* What you should do *
Go through the entries below and retype them exactly, omitting each picture.

* Supplied material *
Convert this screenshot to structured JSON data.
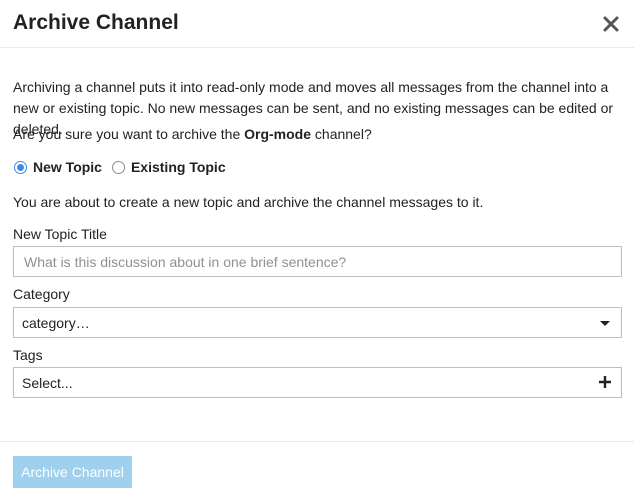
{
  "modal": {
    "title": "Archive Channel",
    "close_icon": "close-icon"
  },
  "body": {
    "description": "Archiving a channel puts it into read-only mode and moves all messages from the channel into a new or existing topic. No new messages can be sent, and no existing messages can be edited or deleted.",
    "question_prefix": "Are you sure you want to archive the ",
    "channel_name": "Org-mode",
    "question_suffix": " channel?",
    "radio_options": [
      {
        "label": "New Topic",
        "checked": true
      },
      {
        "label": "Existing Topic",
        "checked": false
      }
    ],
    "about_text": "You are about to create a new topic and archive the channel messages to it."
  },
  "form": {
    "topic_title_label": "New Topic Title",
    "topic_title_placeholder": "What is this discussion about in one brief sentence?",
    "topic_title_value": "",
    "category_label": "Category",
    "category_value": "category…",
    "tags_label": "Tags",
    "tags_value": "Select..."
  },
  "footer": {
    "submit_label": "Archive Channel",
    "submit_disabled": true
  },
  "colors": {
    "accent": "#3b8ce6",
    "disabled_button": "#9fd0ee"
  }
}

* Solution *
Convert this screenshot to structured JSON data.
{
  "modal": {
    "title": "Archive Channel",
    "close_icon": "close-icon"
  },
  "body": {
    "description": "Archiving a channel puts it into read-only mode and moves all messages from the channel into a new or existing topic. No new messages can be sent, and no existing messages can be edited or deleted.",
    "question_prefix": "Are you sure you want to archive the ",
    "channel_name": "Org-mode",
    "question_suffix": " channel?",
    "radio_options": [
      {
        "label": "New Topic",
        "checked": true
      },
      {
        "label": "Existing Topic",
        "checked": false
      }
    ],
    "about_text": "You are about to create a new topic and archive the channel messages to it."
  },
  "form": {
    "topic_title_label": "New Topic Title",
    "topic_title_placeholder": "What is this discussion about in one brief sentence?",
    "topic_title_value": "",
    "category_label": "Category",
    "category_value": "category…",
    "tags_label": "Tags",
    "tags_value": "Select..."
  },
  "footer": {
    "submit_label": "Archive Channel",
    "submit_disabled": true
  },
  "colors": {
    "accent": "#3b8ce6",
    "disabled_button": "#9fd0ee"
  }
}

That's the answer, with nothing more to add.